Short task:
Keep the pictures out and restate every record exactly.
--- START OF The input ---
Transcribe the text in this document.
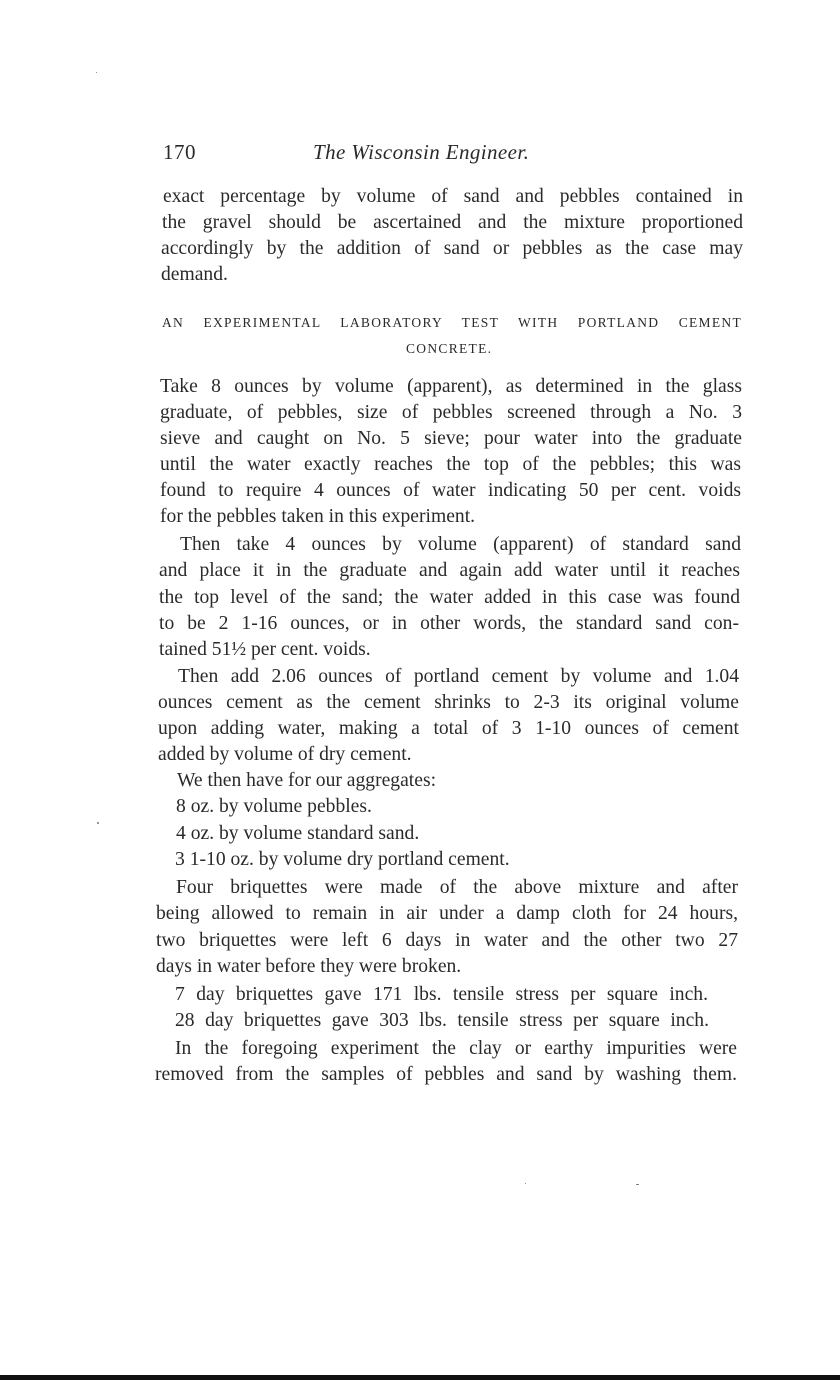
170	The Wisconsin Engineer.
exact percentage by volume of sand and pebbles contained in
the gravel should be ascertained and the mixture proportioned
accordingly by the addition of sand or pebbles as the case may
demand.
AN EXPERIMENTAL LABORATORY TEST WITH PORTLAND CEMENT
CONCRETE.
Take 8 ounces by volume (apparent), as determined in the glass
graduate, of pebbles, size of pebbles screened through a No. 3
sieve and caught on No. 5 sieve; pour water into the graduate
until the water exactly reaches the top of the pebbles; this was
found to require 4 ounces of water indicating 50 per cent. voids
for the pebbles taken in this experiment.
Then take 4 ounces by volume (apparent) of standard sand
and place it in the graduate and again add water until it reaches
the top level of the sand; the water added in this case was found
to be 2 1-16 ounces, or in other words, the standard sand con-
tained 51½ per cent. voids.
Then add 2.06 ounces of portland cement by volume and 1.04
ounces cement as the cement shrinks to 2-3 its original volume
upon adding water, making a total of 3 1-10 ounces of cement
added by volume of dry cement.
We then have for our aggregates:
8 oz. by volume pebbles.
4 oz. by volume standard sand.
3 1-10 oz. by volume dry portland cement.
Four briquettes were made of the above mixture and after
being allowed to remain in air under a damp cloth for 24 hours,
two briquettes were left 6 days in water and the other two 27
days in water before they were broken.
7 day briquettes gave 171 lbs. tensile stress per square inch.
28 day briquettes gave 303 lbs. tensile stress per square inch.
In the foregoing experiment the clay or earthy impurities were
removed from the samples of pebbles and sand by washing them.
--- END OF The input ---
Exercise answer:
Transcribe the text in this document.
170	The Wisconsin Engineer.
exact percentage by volume of sand and pebbles contained in
the gravel should be ascertained and the mixture proportioned
accordingly by the addition of sand or pebbles as the case may
demand.
AN EXPERIMENTAL LABORATORY TEST WITH PORTLAND CEMENT
CONCRETE.
Take 8 ounces by volume (apparent), as determined in the glass
graduate, of pebbles, size of pebbles screened through a No. 3
sieve and caught on No. 5 sieve; pour water into the graduate
until the water exactly reaches the top of the pebbles; this was
found to require 4 ounces of water indicating 50 per cent. voids
for the pebbles taken in this experiment.
Then take 4 ounces by volume (apparent) of standard sand
and place it in the graduate and again add water until it reaches
the top level of the sand; the water added in this case was found
to be 2 1-16 ounces, or in other words, the standard sand con-
tained 51½ per cent. voids.
Then add 2.06 ounces of portland cement by volume and 1.04
ounces cement as the cement shrinks to 2-3 its original volume
upon adding water, making a total of 3 1-10 ounces of cement
added by volume of dry cement.
We then have for our aggregates:
8 oz. by volume pebbles.
4 oz. by volume standard sand.
3 1-10 oz. by volume dry portland cement.
Four briquettes were made of the above mixture and after
being allowed to remain in air under a damp cloth for 24 hours,
two briquettes were left 6 days in water and the other two 27
days in water before they were broken.
7 day briquettes gave 171 lbs. tensile stress per square inch.
28 day briquettes gave 303 lbs. tensile stress per square inch.
In the foregoing experiment the clay or earthy impurities were
removed from the samples of pebbles and sand by washing them.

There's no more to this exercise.